• **What you should do**
Each line should be copied exactly.

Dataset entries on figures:
start

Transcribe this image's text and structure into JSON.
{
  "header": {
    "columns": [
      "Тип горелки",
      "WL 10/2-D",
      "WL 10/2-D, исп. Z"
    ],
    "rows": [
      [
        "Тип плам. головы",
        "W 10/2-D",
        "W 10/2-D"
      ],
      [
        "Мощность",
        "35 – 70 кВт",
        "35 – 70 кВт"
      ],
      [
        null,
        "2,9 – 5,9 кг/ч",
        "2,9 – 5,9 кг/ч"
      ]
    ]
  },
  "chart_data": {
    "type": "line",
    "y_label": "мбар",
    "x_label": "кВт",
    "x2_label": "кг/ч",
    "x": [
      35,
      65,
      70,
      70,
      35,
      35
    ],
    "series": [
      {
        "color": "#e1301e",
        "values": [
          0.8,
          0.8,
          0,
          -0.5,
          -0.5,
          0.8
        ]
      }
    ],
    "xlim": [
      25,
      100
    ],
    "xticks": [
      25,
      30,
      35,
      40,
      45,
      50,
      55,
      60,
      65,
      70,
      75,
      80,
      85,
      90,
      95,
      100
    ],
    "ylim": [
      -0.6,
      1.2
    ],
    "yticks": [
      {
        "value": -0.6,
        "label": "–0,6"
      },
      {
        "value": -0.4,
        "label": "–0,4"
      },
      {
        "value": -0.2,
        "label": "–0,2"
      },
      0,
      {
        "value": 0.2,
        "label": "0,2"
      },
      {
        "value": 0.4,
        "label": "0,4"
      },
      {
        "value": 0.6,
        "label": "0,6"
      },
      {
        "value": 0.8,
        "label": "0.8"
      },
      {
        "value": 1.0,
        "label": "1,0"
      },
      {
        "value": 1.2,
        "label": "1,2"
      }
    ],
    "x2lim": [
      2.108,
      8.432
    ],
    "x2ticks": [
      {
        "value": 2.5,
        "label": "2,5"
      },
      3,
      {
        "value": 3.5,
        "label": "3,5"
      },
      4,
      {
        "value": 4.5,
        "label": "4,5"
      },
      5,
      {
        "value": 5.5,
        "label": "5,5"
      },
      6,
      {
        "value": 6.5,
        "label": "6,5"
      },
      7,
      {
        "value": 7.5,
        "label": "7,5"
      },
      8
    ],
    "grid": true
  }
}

end

• **Solution**
Transcribe this image's text and structure into JSON.
{
  "header": {
    "columns": [
      "Тип горелки",
      "WL 10/2-D",
      "WL 10/2-D, исп. Z"
    ],
    "rows": [
      [
        "Тип плам. головы",
        "W 10/2-D",
        "W 10/2-D"
      ],
      [
        "Мощность",
        "35 – 70 кВт",
        "35 – 70 кВт"
      ],
      [
        null,
        "2,9 – 5,9 кг/ч",
        "2,9 – 5,9 кг/ч"
      ]
    ]
  },
  "chart_data": {
    "type": "line",
    "y_label": "мбар",
    "x_label": "кВт",
    "x2_label": "кг/ч",
    "x": [
      35,
      65,
      70,
      70,
      35,
      35
    ],
    "series": [
      {
        "color": "#e1301e",
        "values": [
          0.8,
          0.8,
          0,
          -0.5,
          -0.5,
          0.8
        ]
      }
    ],
    "xlim": [
      25,
      100
    ],
    "xticks": [
      25,
      30,
      35,
      40,
      45,
      50,
      55,
      60,
      65,
      70,
      75,
      80,
      85,
      90,
      95,
      100
    ],
    "ylim": [
      -0.6,
      1.2
    ],
    "yticks": [
      {
        "value": -0.6,
        "label": "–0,6"
      },
      {
        "value": -0.4,
        "label": "–0,4"
      },
      {
        "value": -0.2,
        "label": "–0,2"
      },
      0,
      {
        "value": 0.2,
        "label": "0,2"
      },
      {
        "value": 0.4,
        "label": "0,4"
      },
      {
        "value": 0.6,
        "label": "0,6"
      },
      {
        "value": 0.8,
        "label": "0.8"
      },
      {
        "value": 1.0,
        "label": "1,0"
      },
      {
        "value": 1.2,
        "label": "1,2"
      }
    ],
    "x2lim": [
      2.108,
      8.432
    ],
    "x2ticks": [
      {
        "value": 2.5,
        "label": "2,5"
      },
      3,
      {
        "value": 3.5,
        "label": "3,5"
      },
      4,
      {
        "value": 4.5,
        "label": "4,5"
      },
      5,
      {
        "value": 5.5,
        "label": "5,5"
      },
      6,
      {
        "value": 6.5,
        "label": "6,5"
      },
      7,
      {
        "value": 7.5,
        "label": "7,5"
      },
      8
    ],
    "grid": true
  }
}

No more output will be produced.